* [SET EXERCISE]:
Write every record out again exactly, and keep images out of it.

= = =

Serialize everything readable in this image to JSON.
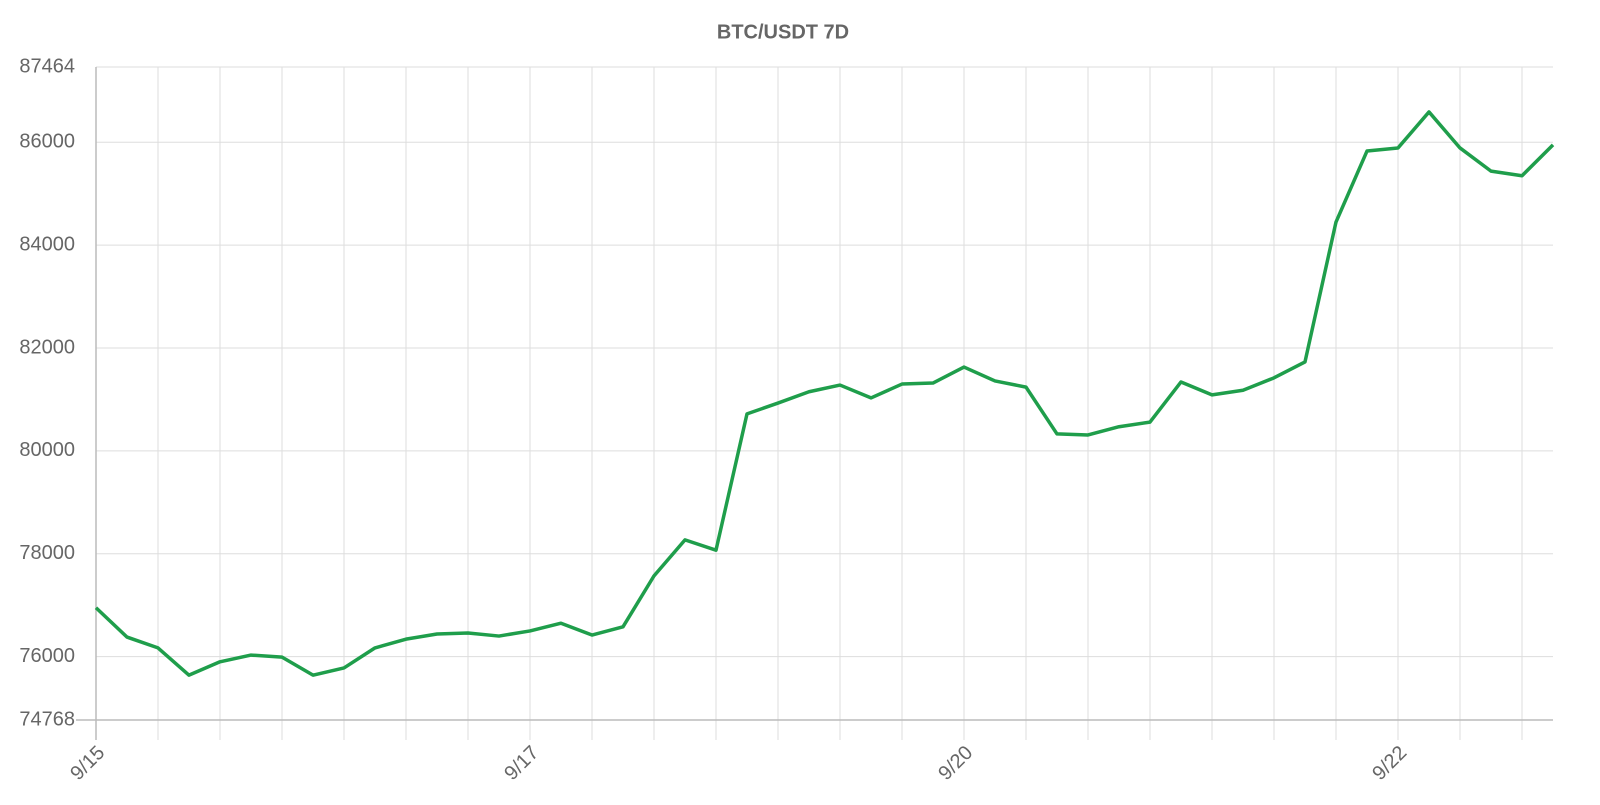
{
  "chart_data": {
    "type": "line",
    "title": "BTC/USDT 7D",
    "categories": [
      "9/15",
      null,
      null,
      null,
      null,
      null,
      null,
      null,
      null,
      null,
      null,
      null,
      null,
      null,
      "9/17",
      null,
      null,
      null,
      null,
      null,
      null,
      null,
      null,
      null,
      null,
      null,
      null,
      null,
      "9/20",
      null,
      null,
      null,
      null,
      null,
      null,
      null,
      null,
      null,
      null,
      null,
      null,
      null,
      "9/22",
      null,
      null,
      null,
      null,
      null
    ],
    "series": [
      {
        "color": "#1f9e4b",
        "values": [
          76950,
          76380,
          76170,
          75640,
          75900,
          76030,
          75990,
          75640,
          75780,
          76170,
          76340,
          76440,
          76460,
          76400,
          76500,
          76650,
          76420,
          76580,
          77570,
          78270,
          78070,
          80720,
          80930,
          81150,
          81280,
          81030,
          81300,
          81320,
          81630,
          81360,
          81240,
          80330,
          80310,
          80470,
          80560,
          81340,
          81090,
          81180,
          81420,
          81730,
          84450,
          85830,
          85890,
          86590,
          85890,
          85440,
          85350,
          85950
        ]
      }
    ],
    "ylim": [
      74768,
      87464
    ],
    "yticks": [
      74768,
      76000,
      78000,
      80000,
      82000,
      84000,
      86000,
      87464
    ],
    "grid": true
  }
}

= = =

* [ANSWER TO THIS PROBLEM]:
Serialize everything readable in this image to JSON.
{
  "chart_data": {
    "type": "line",
    "title": "BTC/USDT 7D",
    "categories": [
      "9/15",
      null,
      null,
      null,
      null,
      null,
      null,
      null,
      null,
      null,
      null,
      null,
      null,
      null,
      "9/17",
      null,
      null,
      null,
      null,
      null,
      null,
      null,
      null,
      null,
      null,
      null,
      null,
      null,
      "9/20",
      null,
      null,
      null,
      null,
      null,
      null,
      null,
      null,
      null,
      null,
      null,
      null,
      null,
      "9/22",
      null,
      null,
      null,
      null,
      null
    ],
    "series": [
      {
        "color": "#1f9e4b",
        "values": [
          76950,
          76380,
          76170,
          75640,
          75900,
          76030,
          75990,
          75640,
          75780,
          76170,
          76340,
          76440,
          76460,
          76400,
          76500,
          76650,
          76420,
          76580,
          77570,
          78270,
          78070,
          80720,
          80930,
          81150,
          81280,
          81030,
          81300,
          81320,
          81630,
          81360,
          81240,
          80330,
          80310,
          80470,
          80560,
          81340,
          81090,
          81180,
          81420,
          81730,
          84450,
          85830,
          85890,
          86590,
          85890,
          85440,
          85350,
          85950
        ]
      }
    ],
    "ylim": [
      74768,
      87464
    ],
    "yticks": [
      74768,
      76000,
      78000,
      80000,
      82000,
      84000,
      86000,
      87464
    ],
    "grid": true
  }
}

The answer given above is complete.